**THE INPUT**
----

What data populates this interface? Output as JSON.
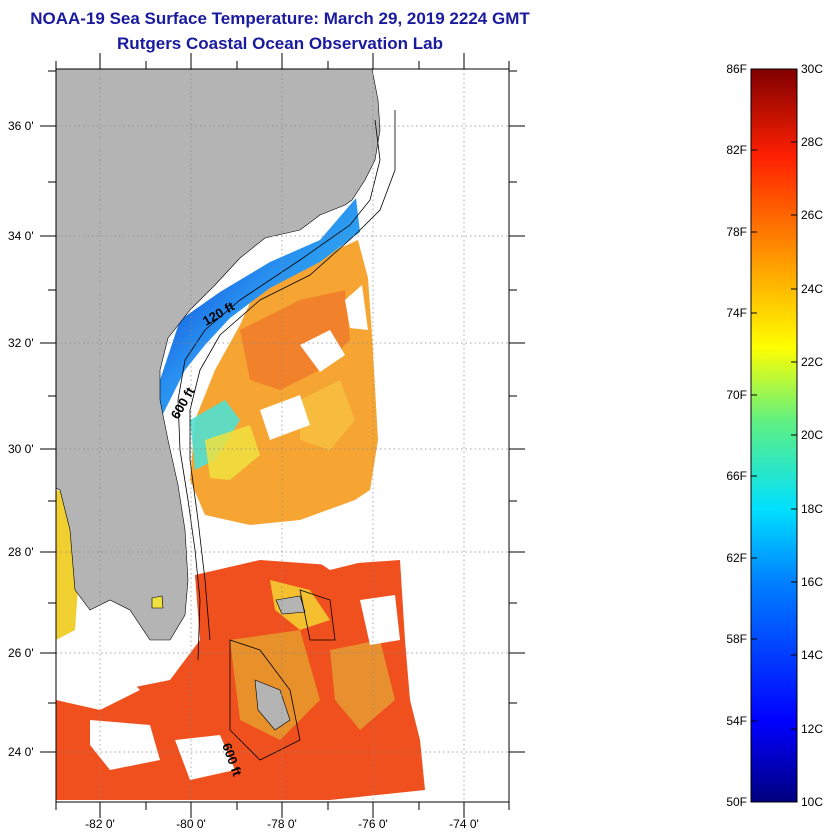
{
  "header": {
    "title": "NOAA-19 Sea Surface Temperature:  March 29, 2019 2224 GMT",
    "subtitle": "Rutgers Coastal Ocean Observation Lab"
  },
  "map": {
    "lat_ticks": [
      "36 0'",
      "34 0'",
      "32 0'",
      "30 0'",
      "28 0'",
      "26 0'",
      "24 0'"
    ],
    "lon_ticks": [
      "-82 0'",
      "-80 0'",
      "-78 0'",
      "-76 0'",
      "-74 0'"
    ],
    "contour_labels": [
      "120 ft",
      "600 ft",
      "600 ft"
    ]
  },
  "colorbar": {
    "fahrenheit_labels": [
      "86F",
      "82F",
      "78F",
      "74F",
      "70F",
      "66F",
      "62F",
      "58F",
      "54F",
      "50F"
    ],
    "celsius_labels": [
      "30C",
      "28C",
      "26C",
      "24C",
      "22C",
      "20C",
      "18C",
      "16C",
      "14C",
      "12C",
      "10C"
    ]
  },
  "colors": {
    "title": "#1a1a9e",
    "land": "#b4b4b4",
    "warm": "#f0501e",
    "orange": "#f5a028",
    "cool": "#3ca0f0"
  }
}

----

**WORK TO BE COMPLETED**
Return all the entries word for word, but omit any pictures they contain.

**RESPONSE TO THE TASK**
What data populates this interface? Output as JSON.
{
  "header": {
    "title": "NOAA-19 Sea Surface Temperature:  March 29, 2019 2224 GMT",
    "subtitle": "Rutgers Coastal Ocean Observation Lab"
  },
  "map": {
    "lat_ticks": [
      "36 0'",
      "34 0'",
      "32 0'",
      "30 0'",
      "28 0'",
      "26 0'",
      "24 0'"
    ],
    "lon_ticks": [
      "-82 0'",
      "-80 0'",
      "-78 0'",
      "-76 0'",
      "-74 0'"
    ],
    "contour_labels": [
      "120 ft",
      "600 ft",
      "600 ft"
    ]
  },
  "colorbar": {
    "fahrenheit_labels": [
      "86F",
      "82F",
      "78F",
      "74F",
      "70F",
      "66F",
      "62F",
      "58F",
      "54F",
      "50F"
    ],
    "celsius_labels": [
      "30C",
      "28C",
      "26C",
      "24C",
      "22C",
      "20C",
      "18C",
      "16C",
      "14C",
      "12C",
      "10C"
    ]
  },
  "colors": {
    "title": "#1a1a9e",
    "land": "#b4b4b4",
    "warm": "#f0501e",
    "orange": "#f5a028",
    "cool": "#3ca0f0"
  }
}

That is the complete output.